_Work to be completed_
Skip the pictures and extract all of the lines exactly as written.

--- begin Supplied records ---

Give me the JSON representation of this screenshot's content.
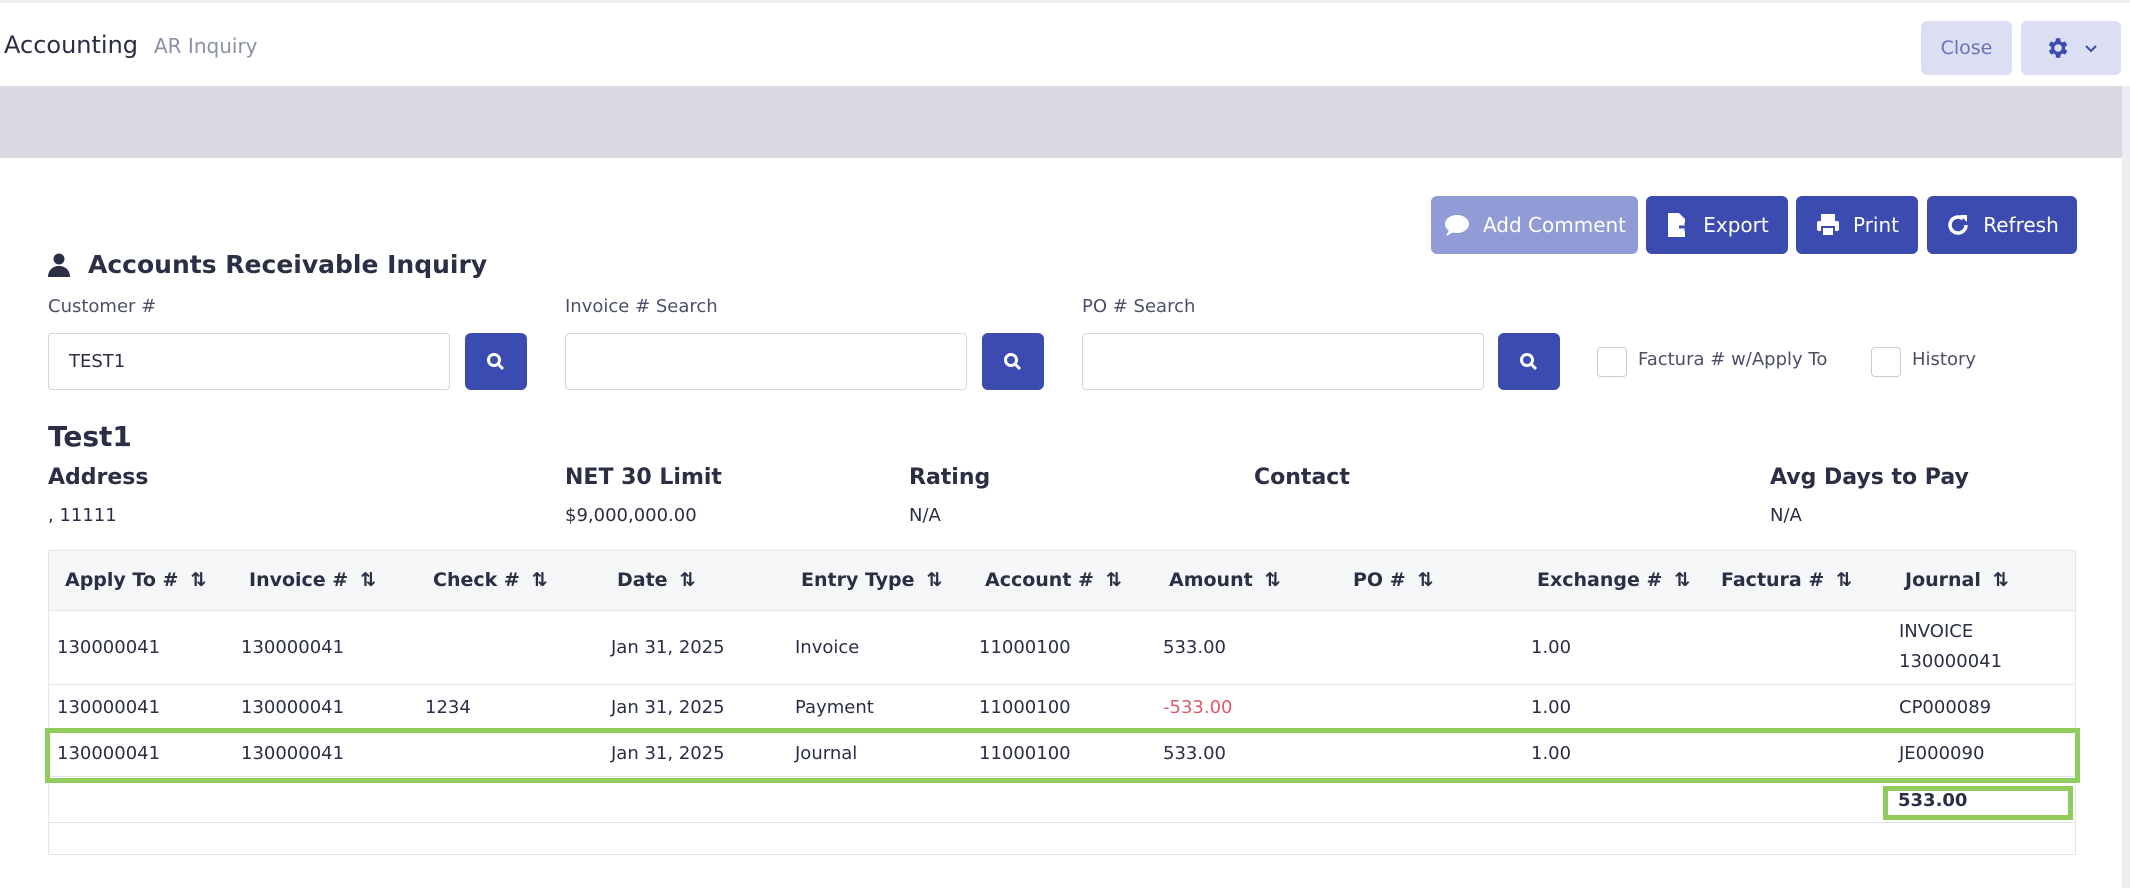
{
  "header": {
    "app": "Accounting",
    "page": "AR Inquiry",
    "close_label": "Close",
    "gear_icon": "gear-icon"
  },
  "toolbar": {
    "add_comment": "Add Comment",
    "export": "Export",
    "print": "Print",
    "refresh": "Refresh"
  },
  "section": {
    "title": "Accounts Receivable Inquiry",
    "icon": "user-icon"
  },
  "search": {
    "customer_label": "Customer #",
    "customer_value": "TEST1",
    "invoice_label": "Invoice # Search",
    "invoice_value": "",
    "po_label": "PO # Search",
    "po_value": "",
    "factura_label": "Factura # w/Apply To",
    "history_label": "History"
  },
  "customer": {
    "name": "Test1",
    "address_label": "Address",
    "address_value": ", 11111",
    "limit_label": "NET 30 Limit",
    "limit_value": "$9,000,000.00",
    "rating_label": "Rating",
    "rating_value": "N/A",
    "contact_label": "Contact",
    "contact_value": "",
    "avg_label": "Avg Days to Pay",
    "avg_value": "N/A"
  },
  "table": {
    "columns": [
      "Apply To #",
      "Invoice #",
      "Check #",
      "Date",
      "Entry Type",
      "Account #",
      "Amount",
      "PO #",
      "Exchange #",
      "Factura #",
      "Journal"
    ],
    "rows": [
      {
        "apply_to": "130000041",
        "invoice": "130000041",
        "check": "",
        "date": "Jan 31, 2025",
        "entry_type": "Invoice",
        "account": "11000100",
        "amount": "533.00",
        "po": "",
        "exchange": "1.00",
        "factura": "",
        "journal_line1": "INVOICE",
        "journal_line2": "130000041"
      },
      {
        "apply_to": "130000041",
        "invoice": "130000041",
        "check": "1234",
        "date": "Jan 31, 2025",
        "entry_type": "Payment",
        "account": "11000100",
        "amount": "-533.00",
        "po": "",
        "exchange": "1.00",
        "factura": "",
        "journal": "CP000089"
      },
      {
        "apply_to": "130000041",
        "invoice": "130000041",
        "check": "",
        "date": "Jan 31, 2025",
        "entry_type": "Journal",
        "account": "11000100",
        "amount": "533.00",
        "po": "",
        "exchange": "1.00",
        "factura": "",
        "journal": "JE000090"
      }
    ],
    "total": "533.00"
  }
}
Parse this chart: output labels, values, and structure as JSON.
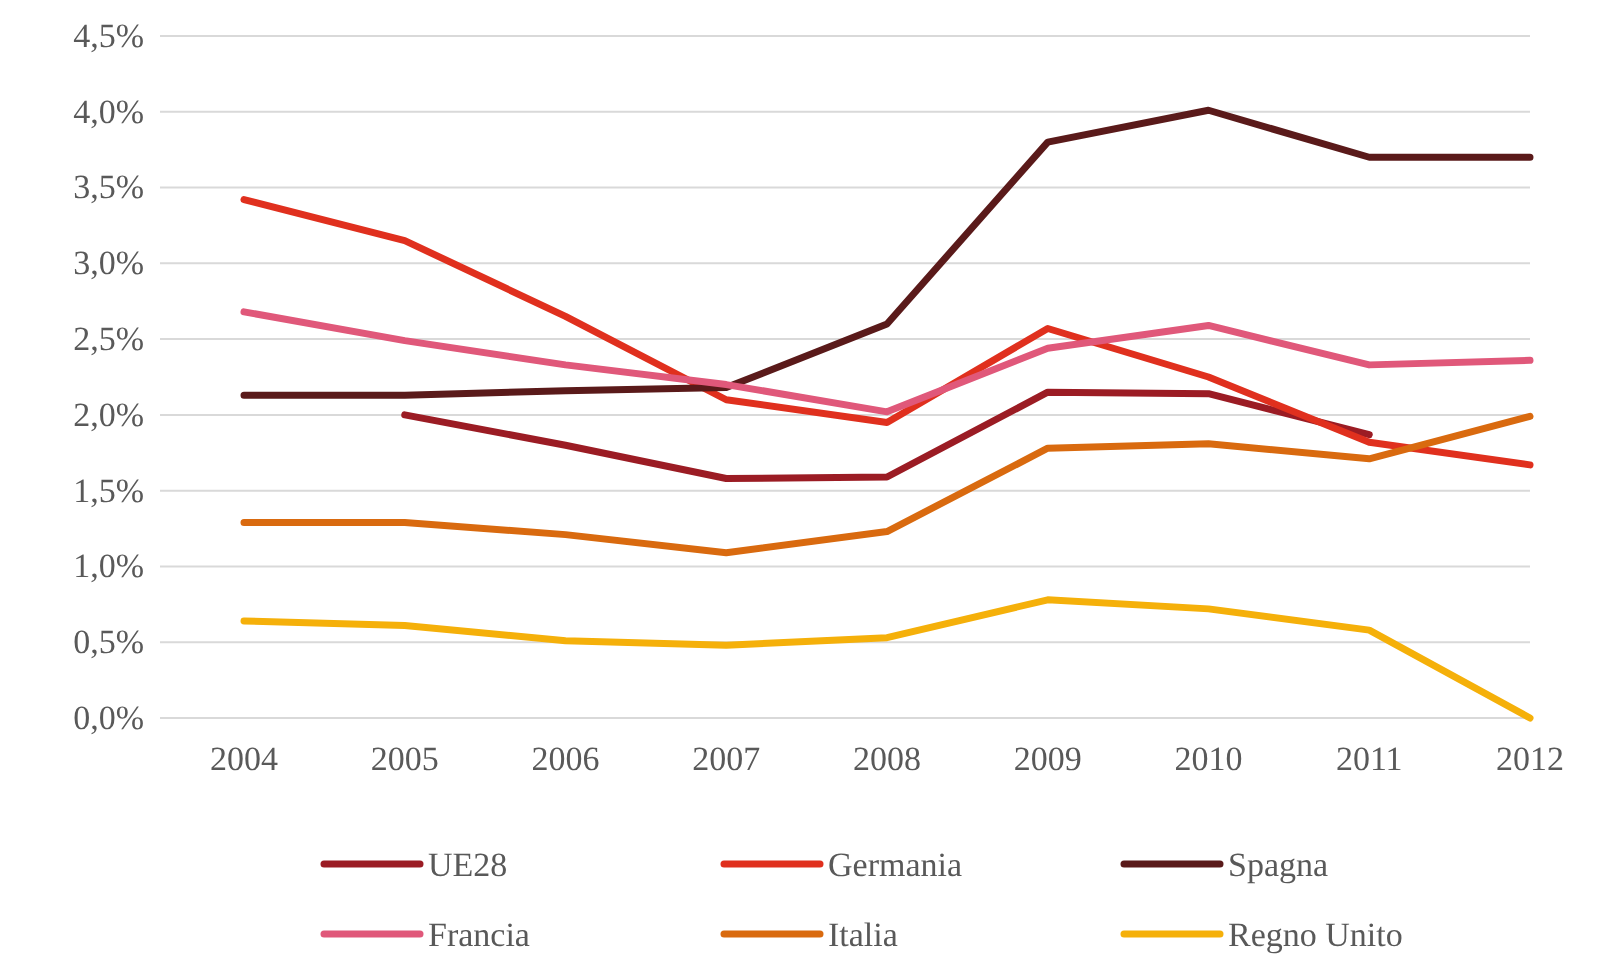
{
  "chart_data": {
    "type": "line",
    "categories": [
      "2004",
      "2005",
      "2006",
      "2007",
      "2008",
      "2009",
      "2010",
      "2011",
      "2012"
    ],
    "ylim": [
      0,
      4.5
    ],
    "yticks": [
      {
        "value": 0,
        "label": "0,0%"
      },
      {
        "value": 0.5,
        "label": "0,5%"
      },
      {
        "value": 1,
        "label": "1,0%"
      },
      {
        "value": 1.5,
        "label": "1,5%"
      },
      {
        "value": 2,
        "label": "2,0%"
      },
      {
        "value": 2.5,
        "label": "2,5%"
      },
      {
        "value": 3,
        "label": "3,0%"
      },
      {
        "value": 3.5,
        "label": "3,5%"
      },
      {
        "value": 4,
        "label": "4,0%"
      },
      {
        "value": 4.5,
        "label": "4,5%"
      }
    ],
    "grid": "y",
    "legend": "bottom",
    "marker": "none",
    "line_style": "solid",
    "series": [
      {
        "name": "UE28",
        "color": "#9b1c24",
        "values": [
          null,
          2.0,
          1.8,
          1.58,
          1.59,
          2.15,
          2.14,
          1.87,
          null
        ]
      },
      {
        "name": "Germania",
        "color": "#e0301e",
        "values": [
          3.42,
          3.15,
          2.65,
          2.1,
          1.95,
          2.57,
          2.25,
          1.82,
          1.67
        ]
      },
      {
        "name": "Spagna",
        "color": "#5a1a1a",
        "values": [
          2.13,
          2.13,
          2.16,
          2.18,
          2.6,
          3.8,
          4.01,
          3.7,
          3.7
        ]
      },
      {
        "name": "Francia",
        "color": "#e0587a",
        "values": [
          2.68,
          2.49,
          2.33,
          2.2,
          2.02,
          2.44,
          2.59,
          2.33,
          2.36
        ]
      },
      {
        "name": "Italia",
        "color": "#d96a0f",
        "values": [
          1.29,
          1.29,
          1.21,
          1.09,
          1.23,
          1.78,
          1.81,
          1.71,
          1.99
        ]
      },
      {
        "name": "Regno Unito",
        "color": "#f5b00a",
        "values": [
          0.64,
          0.61,
          0.51,
          0.48,
          0.53,
          0.78,
          0.72,
          0.58,
          0.0
        ]
      }
    ]
  }
}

--- end Supplied records ---

_Written answer_
Give me the JSON representation of this screenshot's content.
{
  "header": {
    "app": "Accounting",
    "page": "AR Inquiry",
    "close_label": "Close",
    "gear_icon": "gear-icon"
  },
  "toolbar": {
    "add_comment": "Add Comment",
    "export": "Export",
    "print": "Print",
    "refresh": "Refresh"
  },
  "section": {
    "title": "Accounts Receivable Inquiry",
    "icon": "user-icon"
  },
  "search": {
    "customer_label": "Customer #",
    "customer_value": "TEST1",
    "invoice_label": "Invoice # Search",
    "invoice_value": "",
    "po_label": "PO # Search",
    "po_value": "",
    "factura_label": "Factura # w/Apply To",
    "history_label": "History"
  },
  "customer": {
    "name": "Test1",
    "address_label": "Address",
    "address_value": ", 11111",
    "limit_label": "NET 30 Limit",
    "limit_value": "$9,000,000.00",
    "rating_label": "Rating",
    "rating_value": "N/A",
    "contact_label": "Contact",
    "contact_value": "",
    "avg_label": "Avg Days to Pay",
    "avg_value": "N/A"
  },
  "table": {
    "columns": [
      "Apply To #",
      "Invoice #",
      "Check #",
      "Date",
      "Entry Type",
      "Account #",
      "Amount",
      "PO #",
      "Exchange #",
      "Factura #",
      "Journal"
    ],
    "rows": [
      {
        "apply_to": "130000041",
        "invoice": "130000041",
        "check": "",
        "date": "Jan 31, 2025",
        "entry_type": "Invoice",
        "account": "11000100",
        "amount": "533.00",
        "po": "",
        "exchange": "1.00",
        "factura": "",
        "journal_line1": "INVOICE",
        "journal_line2": "130000041"
      },
      {
        "apply_to": "130000041",
        "invoice": "130000041",
        "check": "1234",
        "date": "Jan 31, 2025",
        "entry_type": "Payment",
        "account": "11000100",
        "amount": "-533.00",
        "po": "",
        "exchange": "1.00",
        "factura": "",
        "journal": "CP000089"
      },
      {
        "apply_to": "130000041",
        "invoice": "130000041",
        "check": "",
        "date": "Jan 31, 2025",
        "entry_type": "Journal",
        "account": "11000100",
        "amount": "533.00",
        "po": "",
        "exchange": "1.00",
        "factura": "",
        "journal": "JE000090"
      }
    ],
    "total": "533.00"
  }
}
Parse this chart: output labels, values, and structure as JSON.
{
  "chart_data": {
    "type": "line",
    "categories": [
      "2004",
      "2005",
      "2006",
      "2007",
      "2008",
      "2009",
      "2010",
      "2011",
      "2012"
    ],
    "ylim": [
      0,
      4.5
    ],
    "yticks": [
      {
        "value": 0,
        "label": "0,0%"
      },
      {
        "value": 0.5,
        "label": "0,5%"
      },
      {
        "value": 1,
        "label": "1,0%"
      },
      {
        "value": 1.5,
        "label": "1,5%"
      },
      {
        "value": 2,
        "label": "2,0%"
      },
      {
        "value": 2.5,
        "label": "2,5%"
      },
      {
        "value": 3,
        "label": "3,0%"
      },
      {
        "value": 3.5,
        "label": "3,5%"
      },
      {
        "value": 4,
        "label": "4,0%"
      },
      {
        "value": 4.5,
        "label": "4,5%"
      }
    ],
    "grid": "y",
    "legend": "bottom",
    "marker": "none",
    "line_style": "solid",
    "series": [
      {
        "name": "UE28",
        "color": "#9b1c24",
        "values": [
          null,
          2.0,
          1.8,
          1.58,
          1.59,
          2.15,
          2.14,
          1.87,
          null
        ]
      },
      {
        "name": "Germania",
        "color": "#e0301e",
        "values": [
          3.42,
          3.15,
          2.65,
          2.1,
          1.95,
          2.57,
          2.25,
          1.82,
          1.67
        ]
      },
      {
        "name": "Spagna",
        "color": "#5a1a1a",
        "values": [
          2.13,
          2.13,
          2.16,
          2.18,
          2.6,
          3.8,
          4.01,
          3.7,
          3.7
        ]
      },
      {
        "name": "Francia",
        "color": "#e0587a",
        "values": [
          2.68,
          2.49,
          2.33,
          2.2,
          2.02,
          2.44,
          2.59,
          2.33,
          2.36
        ]
      },
      {
        "name": "Italia",
        "color": "#d96a0f",
        "values": [
          1.29,
          1.29,
          1.21,
          1.09,
          1.23,
          1.78,
          1.81,
          1.71,
          1.99
        ]
      },
      {
        "name": "Regno Unito",
        "color": "#f5b00a",
        "values": [
          0.64,
          0.61,
          0.51,
          0.48,
          0.53,
          0.78,
          0.72,
          0.58,
          0.0
        ]
      }
    ]
  }
}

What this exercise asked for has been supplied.